====== FUENTE ======
Esos campos de reclusión forzosa están sometidos a un régimen draconiano, que regula incluso las veces que se autoriza al detenido a ir al baño, y los datos secretamente obtenidos desmienten la versión de Pekín según la cual se trata de centros de formación profesional, que los individuos pueden abandonar libremente.

Lo que allí sucede es una operación sistemática de adoctrinamiento, un gigantesco lavado de cerebro, que pretende hacer olvidar a los uigures sus raíces culturales y religiosas.

Las cámaras de vigilancia están en todas partes, el reconocimiento facial con ayuda de algoritmos es práctica habitual, la policía escanea cuando quiere los teléfonos móviles, y es incluso obligatoria la entrega de muestras de ADN.

Todo ello lo justifica Pekín por la lucha contra el terrorismo, pero, si no pueden negarse algunos graves hechos terroristas ocurridos en esa provincia en el pasado, en ningún caso justifican la represión sistemática de todo un pueblo, al que se ha reducido además a minoría en su propia región debido al asentamiento masivo de chinos de la etnia Han.

Los políticos occidentales son críticos, al menos verbalmente, cuando visitan Pekín con lo que ocurre en esa provincia, lo que no impide que empresas europeas, incluidas grandes firmas alemanas como Volkswagen o Siemens, atraídas por el gigantesco mercado chino, hayan abierto allí fábricas.

Necesitamos a China como a Estados Unidos o Rusia para resolver los problemas del mundo „el cambio climático, la carrera de armamentos, el hambre de millones„, y haríamos muy bien, comenta Zand, en no mezclar el problema de los derechos humanos con otros conflictos como los comerciales.
====== DATOS MOSTRADOS ======
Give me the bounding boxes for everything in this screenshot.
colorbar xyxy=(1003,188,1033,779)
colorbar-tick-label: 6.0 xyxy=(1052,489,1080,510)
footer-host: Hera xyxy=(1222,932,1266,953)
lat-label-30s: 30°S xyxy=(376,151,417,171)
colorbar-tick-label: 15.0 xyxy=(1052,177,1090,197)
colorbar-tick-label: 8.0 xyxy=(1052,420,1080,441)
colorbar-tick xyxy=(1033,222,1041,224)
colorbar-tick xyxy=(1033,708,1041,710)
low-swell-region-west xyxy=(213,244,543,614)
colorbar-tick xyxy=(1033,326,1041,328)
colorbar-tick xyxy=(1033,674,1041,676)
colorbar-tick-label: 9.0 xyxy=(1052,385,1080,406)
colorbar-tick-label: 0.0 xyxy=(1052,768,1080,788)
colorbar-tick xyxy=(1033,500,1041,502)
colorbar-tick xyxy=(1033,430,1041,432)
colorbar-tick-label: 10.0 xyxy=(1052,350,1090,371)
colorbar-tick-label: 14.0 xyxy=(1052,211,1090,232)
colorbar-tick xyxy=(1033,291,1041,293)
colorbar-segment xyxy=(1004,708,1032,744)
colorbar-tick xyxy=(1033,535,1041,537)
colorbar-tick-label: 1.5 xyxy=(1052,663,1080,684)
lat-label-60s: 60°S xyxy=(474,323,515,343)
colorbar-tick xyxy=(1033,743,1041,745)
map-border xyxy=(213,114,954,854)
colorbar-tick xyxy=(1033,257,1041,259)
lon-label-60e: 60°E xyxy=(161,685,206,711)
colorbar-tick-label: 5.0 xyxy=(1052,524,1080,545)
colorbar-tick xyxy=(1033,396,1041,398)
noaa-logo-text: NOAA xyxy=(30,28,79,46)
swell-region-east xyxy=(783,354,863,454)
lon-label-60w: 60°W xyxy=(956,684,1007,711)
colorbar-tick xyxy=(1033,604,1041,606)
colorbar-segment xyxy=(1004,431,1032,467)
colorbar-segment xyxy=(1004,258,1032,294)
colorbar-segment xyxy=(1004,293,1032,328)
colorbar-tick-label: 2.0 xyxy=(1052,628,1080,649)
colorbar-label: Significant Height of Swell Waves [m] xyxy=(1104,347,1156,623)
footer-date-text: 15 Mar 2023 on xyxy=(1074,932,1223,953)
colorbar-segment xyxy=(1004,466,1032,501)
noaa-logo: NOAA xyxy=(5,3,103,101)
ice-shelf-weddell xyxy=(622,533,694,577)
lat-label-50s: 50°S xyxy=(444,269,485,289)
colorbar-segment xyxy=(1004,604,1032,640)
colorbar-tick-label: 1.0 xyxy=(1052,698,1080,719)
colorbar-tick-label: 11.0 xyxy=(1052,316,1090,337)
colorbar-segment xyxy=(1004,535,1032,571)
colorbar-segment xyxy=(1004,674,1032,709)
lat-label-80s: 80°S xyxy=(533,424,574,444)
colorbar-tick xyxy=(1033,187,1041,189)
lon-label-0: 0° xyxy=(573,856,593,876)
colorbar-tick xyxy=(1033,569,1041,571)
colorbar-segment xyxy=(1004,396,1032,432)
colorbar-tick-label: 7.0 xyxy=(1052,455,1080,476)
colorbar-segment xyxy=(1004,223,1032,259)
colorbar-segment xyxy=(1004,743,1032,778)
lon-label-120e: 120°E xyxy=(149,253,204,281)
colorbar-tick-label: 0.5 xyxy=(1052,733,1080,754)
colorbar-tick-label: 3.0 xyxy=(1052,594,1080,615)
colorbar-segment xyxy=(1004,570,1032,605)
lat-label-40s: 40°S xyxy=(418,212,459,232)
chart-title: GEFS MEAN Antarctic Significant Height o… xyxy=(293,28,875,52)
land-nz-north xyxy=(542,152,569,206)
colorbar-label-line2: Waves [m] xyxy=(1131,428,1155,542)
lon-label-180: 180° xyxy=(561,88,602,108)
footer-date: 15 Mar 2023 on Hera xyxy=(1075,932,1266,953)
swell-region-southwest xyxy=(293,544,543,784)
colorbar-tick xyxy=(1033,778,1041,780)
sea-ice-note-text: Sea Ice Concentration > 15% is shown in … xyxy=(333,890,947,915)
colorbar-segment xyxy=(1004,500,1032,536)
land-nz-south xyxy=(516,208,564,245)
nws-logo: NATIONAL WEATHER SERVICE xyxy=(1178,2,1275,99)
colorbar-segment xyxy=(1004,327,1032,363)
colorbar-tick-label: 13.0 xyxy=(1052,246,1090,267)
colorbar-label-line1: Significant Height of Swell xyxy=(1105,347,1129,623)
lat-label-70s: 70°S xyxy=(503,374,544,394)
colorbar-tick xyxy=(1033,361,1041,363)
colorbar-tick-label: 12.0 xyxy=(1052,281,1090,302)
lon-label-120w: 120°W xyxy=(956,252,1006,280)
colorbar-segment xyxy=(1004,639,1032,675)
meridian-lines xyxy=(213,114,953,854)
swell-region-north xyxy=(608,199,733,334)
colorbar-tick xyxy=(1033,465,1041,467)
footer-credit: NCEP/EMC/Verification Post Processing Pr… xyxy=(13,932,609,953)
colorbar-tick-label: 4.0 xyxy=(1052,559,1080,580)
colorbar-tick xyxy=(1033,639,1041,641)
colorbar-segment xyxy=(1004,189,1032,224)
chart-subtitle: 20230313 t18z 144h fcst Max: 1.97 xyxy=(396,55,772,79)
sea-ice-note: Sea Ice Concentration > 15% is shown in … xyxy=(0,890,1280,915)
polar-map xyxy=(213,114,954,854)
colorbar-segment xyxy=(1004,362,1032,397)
======
TAREAS >>
a. ¿Qué medidas de vigilancia se mencionan en el texto sobre los uigures? Enuméralas todas.
b. ¿Puedes resumir en menos palabras el párrafo del texto sobre los uigures que empieza con "Todo ello lo justifica Pekín", sin perder sus datos principales?
c. Reproduce del texto sobre los uigures todo lo que va desde "Las cámaras de" hasta "muestras de ADN.".
Los registros provienen de un origen distinto al del texto.

RESPUESTAS >>
a.
- Cámaras de vigilancia en todas partes
- Reconocimiento facial con ayuda de algoritmos
- Escaneo de los teléfonos móviles por la policía cuando quiere
- Entrega obligatoria de muestras de ADN

b. Pekín lo justifica con la lucha contra el terrorismo. Aunque en esa provincia hubo graves atentados, estos no justifican la represión sistemática de todo un pueblo. Ese pueblo, además, ha quedado reducido a minoría en su propia región por el asentamiento masivo de chinos de la etnia Han.

c.
Las cámaras de vigilancia están en todas partes, el reconocimiento facial con ayuda de algoritmos es práctica habitual, la policía escanea cuando quiere los teléfonos móviles, y es incluso obligatoria la entrega de muestras de ADN.